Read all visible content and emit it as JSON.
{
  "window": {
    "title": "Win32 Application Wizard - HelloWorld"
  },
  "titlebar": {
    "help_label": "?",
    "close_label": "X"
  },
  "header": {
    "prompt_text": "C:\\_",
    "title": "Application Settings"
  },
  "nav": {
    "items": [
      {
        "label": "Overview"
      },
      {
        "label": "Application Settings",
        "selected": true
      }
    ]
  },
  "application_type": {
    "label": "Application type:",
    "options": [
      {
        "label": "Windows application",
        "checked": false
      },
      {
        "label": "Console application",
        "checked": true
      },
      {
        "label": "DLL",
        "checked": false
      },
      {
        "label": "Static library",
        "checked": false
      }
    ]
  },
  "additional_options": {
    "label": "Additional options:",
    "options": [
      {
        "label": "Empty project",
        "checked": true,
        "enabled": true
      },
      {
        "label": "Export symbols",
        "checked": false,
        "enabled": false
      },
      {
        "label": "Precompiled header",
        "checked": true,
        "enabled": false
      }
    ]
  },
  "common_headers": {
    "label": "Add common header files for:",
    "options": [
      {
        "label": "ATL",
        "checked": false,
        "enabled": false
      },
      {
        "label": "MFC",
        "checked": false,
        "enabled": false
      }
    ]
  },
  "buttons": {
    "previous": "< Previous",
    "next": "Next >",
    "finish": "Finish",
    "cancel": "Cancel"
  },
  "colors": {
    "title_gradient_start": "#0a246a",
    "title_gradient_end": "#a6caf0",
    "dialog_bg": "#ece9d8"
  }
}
.....
DO THIS>
All of the entries above should be written out again exactly.

THE OUTPUT>
Read all visible content and emit it as JSON.
{
  "window": {
    "title": "Win32 Application Wizard - HelloWorld"
  },
  "titlebar": {
    "help_label": "?",
    "close_label": "X"
  },
  "header": {
    "prompt_text": "C:\\_",
    "title": "Application Settings"
  },
  "nav": {
    "items": [
      {
        "label": "Overview"
      },
      {
        "label": "Application Settings",
        "selected": true
      }
    ]
  },
  "application_type": {
    "label": "Application type:",
    "options": [
      {
        "label": "Windows application",
        "checked": false
      },
      {
        "label": "Console application",
        "checked": true
      },
      {
        "label": "DLL",
        "checked": false
      },
      {
        "label": "Static library",
        "checked": false
      }
    ]
  },
  "additional_options": {
    "label": "Additional options:",
    "options": [
      {
        "label": "Empty project",
        "checked": true,
        "enabled": true
      },
      {
        "label": "Export symbols",
        "checked": false,
        "enabled": false
      },
      {
        "label": "Precompiled header",
        "checked": true,
        "enabled": false
      }
    ]
  },
  "common_headers": {
    "label": "Add common header files for:",
    "options": [
      {
        "label": "ATL",
        "checked": false,
        "enabled": false
      },
      {
        "label": "MFC",
        "checked": false,
        "enabled": false
      }
    ]
  },
  "buttons": {
    "previous": "< Previous",
    "next": "Next >",
    "finish": "Finish",
    "cancel": "Cancel"
  },
  "colors": {
    "title_gradient_start": "#0a246a",
    "title_gradient_end": "#a6caf0",
    "dialog_bg": "#ece9d8"
  }
}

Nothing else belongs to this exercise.